Restate all the material verbatim, except for the pictures.

EXCERPTED DATA:
******************************
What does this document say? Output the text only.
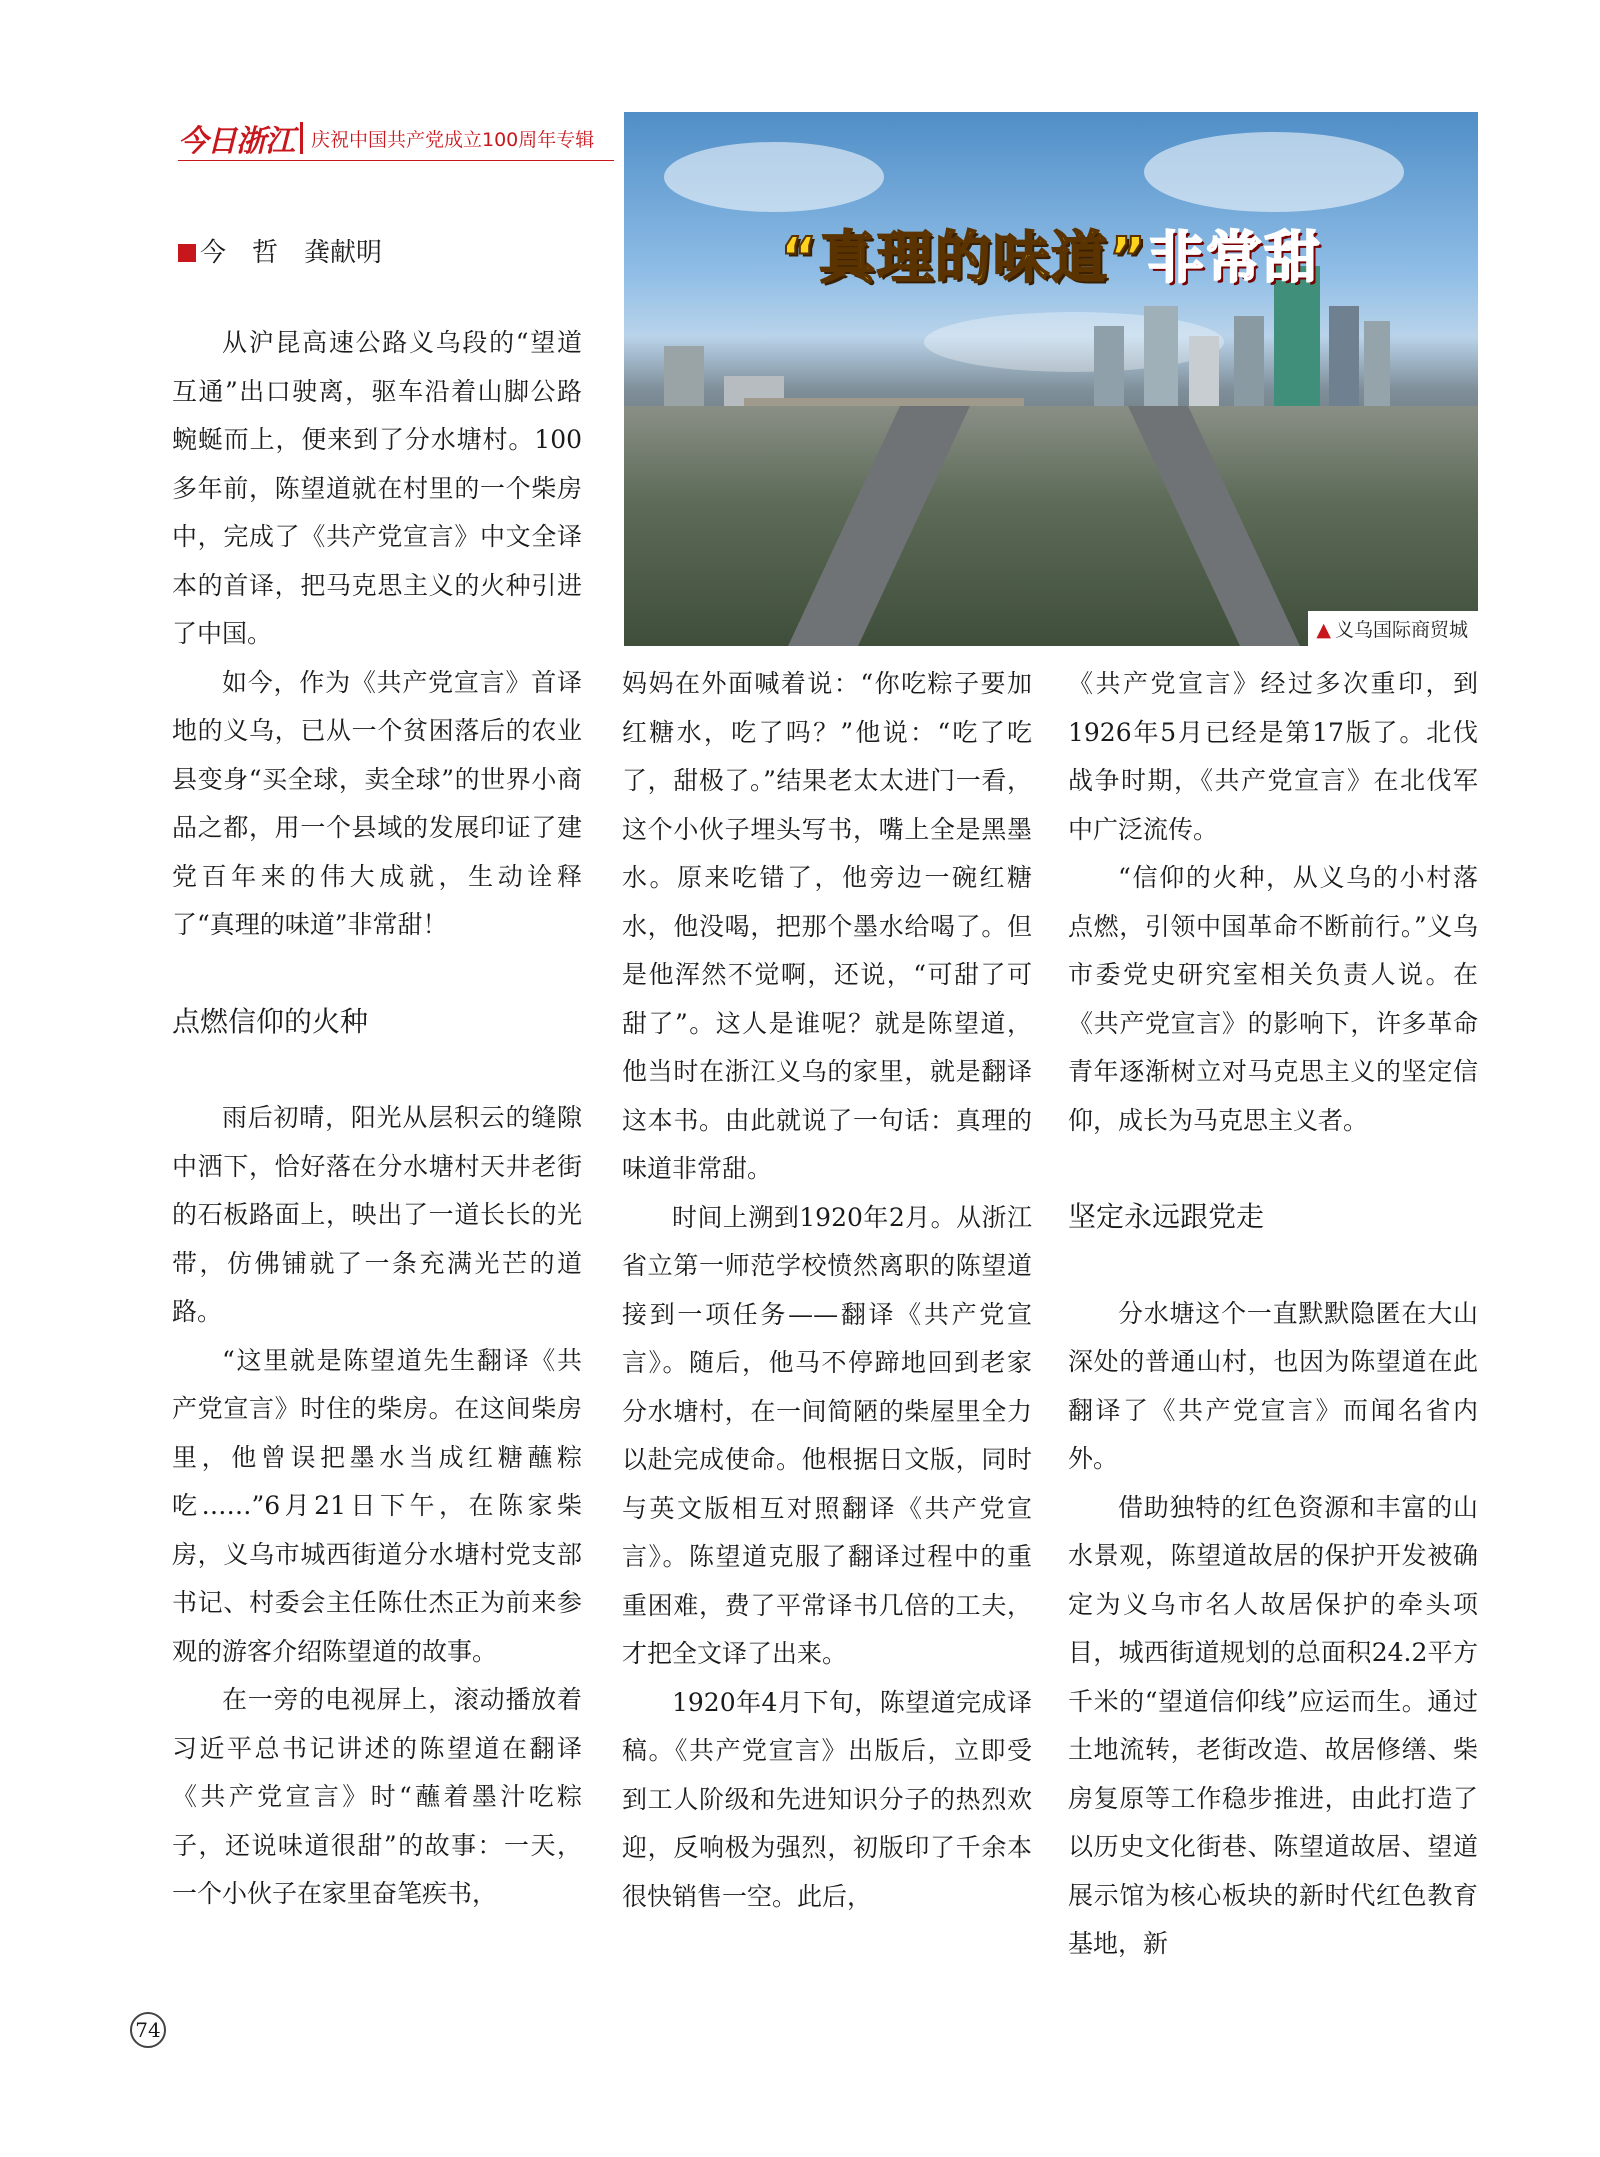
今日浙江 庆祝中国共产党成立100周年专辑
“真理的味道”非常甜
▲ 义乌国际商贸城
今　哲　龚献明

从沪昆高速公路义乌段的“望道互通”出口驶离，驱车沿着山脚公路蜿蜒而上，便来到了分水塘村。100多年前，陈望道就在村里的一个柴房中，完成了《共产党宣言》中文全译本的首译，把马克思主义的火种引进了中国。

如今，作为《共产党宣言》首译地的义乌，已从一个贫困落后的农业县变身“买全球，卖全球”的世界小商品之都，用一个县域的发展印证了建党百年来的伟大成就，生动诠释了“真理的味道”非常甜！

点燃信仰的火种

雨后初晴，阳光从层积云的缝隙中洒下，恰好落在分水塘村天井老街的石板路面上，映出了一道长长的光带，仿佛铺就了一条充满光芒的道路。

“这里就是陈望道先生翻译《共产党宣言》时住的柴房。在这间柴房里，他曾误把墨水当成红糖蘸粽吃……”6月21日下午，在陈家柴房，义乌市城西街道分水塘村党支部书记、村委会主任陈仕杰正为前来参观的游客介绍陈望道的故事。

在一旁的电视屏上，滚动播放着习近平总书记讲述的陈望道在翻译《共产党宣言》时“蘸着墨汁吃粽子，还说味道很甜”的故事：一天，一个小伙子在家里奋笔疾书，

妈妈在外面喊着说：“你吃粽子要加红糖水，吃了吗？”他说：“吃了吃了，甜极了。”结果老太太进门一看，这个小伙子埋头写书，嘴上全是黑墨水。原来吃错了，他旁边一碗红糖水，他没喝，把那个墨水给喝了。但是他浑然不觉啊，还说，“可甜了可甜了”。这人是谁呢？就是陈望道，他当时在浙江义乌的家里，就是翻译这本书。由此就说了一句话：真理的味道非常甜。

时间上溯到1920年2月。从浙江省立第一师范学校愤然离职的陈望道接到一项任务——翻译《共产党宣言》。随后，他马不停蹄地回到老家分水塘村，在一间简陋的柴屋里全力以赴完成使命。他根据日文版，同时与英文版相互对照翻译《共产党宣言》。陈望道克服了翻译过程中的重重困难，费了平常译书几倍的工夫，才把全文译了出来。

1920年4月下旬，陈望道完成译稿。《共产党宣言》出版后，立即受到工人阶级和先进知识分子的热烈欢迎，反响极为强烈，初版印了千余本很快销售一空。此后，

《共产党宣言》经过多次重印，到1926年5月已经是第17版了。北伐战争时期，《共产党宣言》在北伐军中广泛流传。

“信仰的火种，从义乌的小村落点燃，引领中国革命不断前行。”义乌市委党史研究室相关负责人说。在《共产党宣言》的影响下，许多革命青年逐渐树立对马克思主义的坚定信仰，成长为马克思主义者。

坚定永远跟党走

分水塘这个一直默默隐匿在大山深处的普通山村，也因为陈望道在此翻译了《共产党宣言》而闻名省内外。

借助独特的红色资源和丰富的山水景观，陈望道故居的保护开发被确定为义乌市名人故居保护的牵头项目，城西街道规划的总面积24.2平方千米的“望道信仰线”应运而生。通过土地流转，老街改造、故居修缮、柴房复原等工作稳步推进，由此打造了以历史文化街巷、陈望道故居、望道展示馆为核心板块的新时代红色教育基地，新

74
******************************
RESULT FOR THIS TASK:
What does this document say? Output the text only.
今日浙江 庆祝中国共产党成立100周年专辑
“真理的味道”非常甜
▲ 义乌国际商贸城
今　哲　龚献明

从沪昆高速公路义乌段的“望道互通”出口驶离，驱车沿着山脚公路蜿蜒而上，便来到了分水塘村。100多年前，陈望道就在村里的一个柴房中，完成了《共产党宣言》中文全译本的首译，把马克思主义的火种引进了中国。

如今，作为《共产党宣言》首译地的义乌，已从一个贫困落后的农业县变身“买全球，卖全球”的世界小商品之都，用一个县域的发展印证了建党百年来的伟大成就，生动诠释了“真理的味道”非常甜！

点燃信仰的火种

雨后初晴，阳光从层积云的缝隙中洒下，恰好落在分水塘村天井老街的石板路面上，映出了一道长长的光带，仿佛铺就了一条充满光芒的道路。

“这里就是陈望道先生翻译《共产党宣言》时住的柴房。在这间柴房里，他曾误把墨水当成红糖蘸粽吃……”6月21日下午，在陈家柴房，义乌市城西街道分水塘村党支部书记、村委会主任陈仕杰正为前来参观的游客介绍陈望道的故事。

在一旁的电视屏上，滚动播放着习近平总书记讲述的陈望道在翻译《共产党宣言》时“蘸着墨汁吃粽子，还说味道很甜”的故事：一天，一个小伙子在家里奋笔疾书，

妈妈在外面喊着说：“你吃粽子要加红糖水，吃了吗？”他说：“吃了吃了，甜极了。”结果老太太进门一看，这个小伙子埋头写书，嘴上全是黑墨水。原来吃错了，他旁边一碗红糖水，他没喝，把那个墨水给喝了。但是他浑然不觉啊，还说，“可甜了可甜了”。这人是谁呢？就是陈望道，他当时在浙江义乌的家里，就是翻译这本书。由此就说了一句话：真理的味道非常甜。

时间上溯到1920年2月。从浙江省立第一师范学校愤然离职的陈望道接到一项任务——翻译《共产党宣言》。随后，他马不停蹄地回到老家分水塘村，在一间简陋的柴屋里全力以赴完成使命。他根据日文版，同时与英文版相互对照翻译《共产党宣言》。陈望道克服了翻译过程中的重重困难，费了平常译书几倍的工夫，才把全文译了出来。

1920年4月下旬，陈望道完成译稿。《共产党宣言》出版后，立即受到工人阶级和先进知识分子的热烈欢迎，反响极为强烈，初版印了千余本很快销售一空。此后，

《共产党宣言》经过多次重印，到1926年5月已经是第17版了。北伐战争时期，《共产党宣言》在北伐军中广泛流传。

“信仰的火种，从义乌的小村落点燃，引领中国革命不断前行。”义乌市委党史研究室相关负责人说。在《共产党宣言》的影响下，许多革命青年逐渐树立对马克思主义的坚定信仰，成长为马克思主义者。

坚定永远跟党走

分水塘这个一直默默隐匿在大山深处的普通山村，也因为陈望道在此翻译了《共产党宣言》而闻名省内外。

借助独特的红色资源和丰富的山水景观，陈望道故居的保护开发被确定为义乌市名人故居保护的牵头项目，城西街道规划的总面积24.2平方千米的“望道信仰线”应运而生。通过土地流转，老街改造、故居修缮、柴房复原等工作稳步推进，由此打造了以历史文化街巷、陈望道故居、望道展示馆为核心板块的新时代红色教育基地，新

74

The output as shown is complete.